Exercise task: Below are the records. Restate word for word every line from the one that contains "Extract all readable text from this page." through the final line, both included.

Data records:
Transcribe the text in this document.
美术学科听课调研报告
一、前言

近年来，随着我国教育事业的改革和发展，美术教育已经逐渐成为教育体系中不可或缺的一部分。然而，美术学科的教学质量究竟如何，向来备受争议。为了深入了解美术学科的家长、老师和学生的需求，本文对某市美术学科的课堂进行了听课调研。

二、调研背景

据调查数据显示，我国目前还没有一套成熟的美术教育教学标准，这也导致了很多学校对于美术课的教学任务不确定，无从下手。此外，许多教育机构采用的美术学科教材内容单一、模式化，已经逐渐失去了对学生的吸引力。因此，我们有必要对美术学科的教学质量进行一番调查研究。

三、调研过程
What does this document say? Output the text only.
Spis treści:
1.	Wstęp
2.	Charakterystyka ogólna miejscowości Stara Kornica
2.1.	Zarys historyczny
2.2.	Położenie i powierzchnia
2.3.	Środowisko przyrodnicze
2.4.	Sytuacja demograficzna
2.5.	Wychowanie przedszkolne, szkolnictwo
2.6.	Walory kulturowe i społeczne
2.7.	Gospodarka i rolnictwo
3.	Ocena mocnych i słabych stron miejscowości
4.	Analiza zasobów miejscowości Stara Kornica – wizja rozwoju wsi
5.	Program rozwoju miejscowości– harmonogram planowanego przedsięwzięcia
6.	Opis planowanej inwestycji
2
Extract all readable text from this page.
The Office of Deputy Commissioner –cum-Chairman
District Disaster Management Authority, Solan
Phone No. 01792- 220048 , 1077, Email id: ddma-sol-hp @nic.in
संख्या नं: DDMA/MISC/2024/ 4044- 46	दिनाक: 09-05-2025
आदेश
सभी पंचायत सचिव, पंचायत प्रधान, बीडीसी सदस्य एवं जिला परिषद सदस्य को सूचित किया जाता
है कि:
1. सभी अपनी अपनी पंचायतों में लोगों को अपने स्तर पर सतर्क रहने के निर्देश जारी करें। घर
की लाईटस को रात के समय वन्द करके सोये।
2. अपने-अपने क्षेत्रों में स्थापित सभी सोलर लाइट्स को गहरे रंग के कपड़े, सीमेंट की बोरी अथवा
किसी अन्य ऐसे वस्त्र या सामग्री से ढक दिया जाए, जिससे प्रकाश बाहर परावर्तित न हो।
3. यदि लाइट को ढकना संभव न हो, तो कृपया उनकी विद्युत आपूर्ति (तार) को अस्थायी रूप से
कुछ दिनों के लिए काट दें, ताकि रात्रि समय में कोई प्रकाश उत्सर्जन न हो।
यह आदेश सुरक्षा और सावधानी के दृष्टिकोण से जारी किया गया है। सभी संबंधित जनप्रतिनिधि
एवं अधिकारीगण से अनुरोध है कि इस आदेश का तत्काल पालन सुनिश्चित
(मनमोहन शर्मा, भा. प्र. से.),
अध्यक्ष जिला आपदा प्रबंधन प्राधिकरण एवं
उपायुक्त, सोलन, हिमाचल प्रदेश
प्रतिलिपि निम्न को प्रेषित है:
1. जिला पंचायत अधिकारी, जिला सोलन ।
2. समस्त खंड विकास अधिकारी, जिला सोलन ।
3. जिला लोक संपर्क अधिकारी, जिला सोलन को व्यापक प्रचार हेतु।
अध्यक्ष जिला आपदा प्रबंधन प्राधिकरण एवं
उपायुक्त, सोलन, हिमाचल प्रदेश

Worked solution:
Extract all readable text from this page.
The Office of Deputy Commissioner –cum-Chairman
District Disaster Management Authority, Solan
Phone No. 01792- 220048 , 1077, Email id: ddma-sol-hp @nic.in
संख्या नं: DDMA/MISC/2024/ 4044- 46	दिनाक: 09-05-2025
आदेश
सभी पंचायत सचिव, पंचायत प्रधान, बीडीसी सदस्य एवं जिला परिषद सदस्य को सूचित किया जाता
है कि:
1. सभी अपनी अपनी पंचायतों में लोगों को अपने स्तर पर सतर्क रहने के निर्देश जारी करें। घर
की लाईटस को रात के समय वन्द करके सोये।
2. अपने-अपने क्षेत्रों में स्थापित सभी सोलर लाइट्स को गहरे रंग के कपड़े, सीमेंट की बोरी अथवा
किसी अन्य ऐसे वस्त्र या सामग्री से ढक दिया जाए, जिससे प्रकाश बाहर परावर्तित न हो।
3. यदि लाइट को ढकना संभव न हो, तो कृपया उनकी विद्युत आपूर्ति (तार) को अस्थायी रूप से
कुछ दिनों के लिए काट दें, ताकि रात्रि समय में कोई प्रकाश उत्सर्जन न हो।
यह आदेश सुरक्षा और सावधानी के दृष्टिकोण से जारी किया गया है। सभी संबंधित जनप्रतिनिधि
एवं अधिकारीगण से अनुरोध है कि इस आदेश का तत्काल पालन सुनिश्चित
(मनमोहन शर्मा, भा. प्र. से.),
अध्यक्ष जिला आपदा प्रबंधन प्राधिकरण एवं
उपायुक्त, सोलन, हिमाचल प्रदेश
प्रतिलिपि निम्न को प्रेषित है:
1. जिला पंचायत अधिकारी, जिला सोलन ।
2. समस्त खंड विकास अधिकारी, जिला सोलन ।
3. जिला लोक संपर्क अधिकारी, जिला सोलन को व्यापक प्रचार हेतु।
अध्यक्ष जिला आपदा प्रबंधन प्राधिकरण एवं
उपायुक्त, सोलन, हिमाचल प्रदेश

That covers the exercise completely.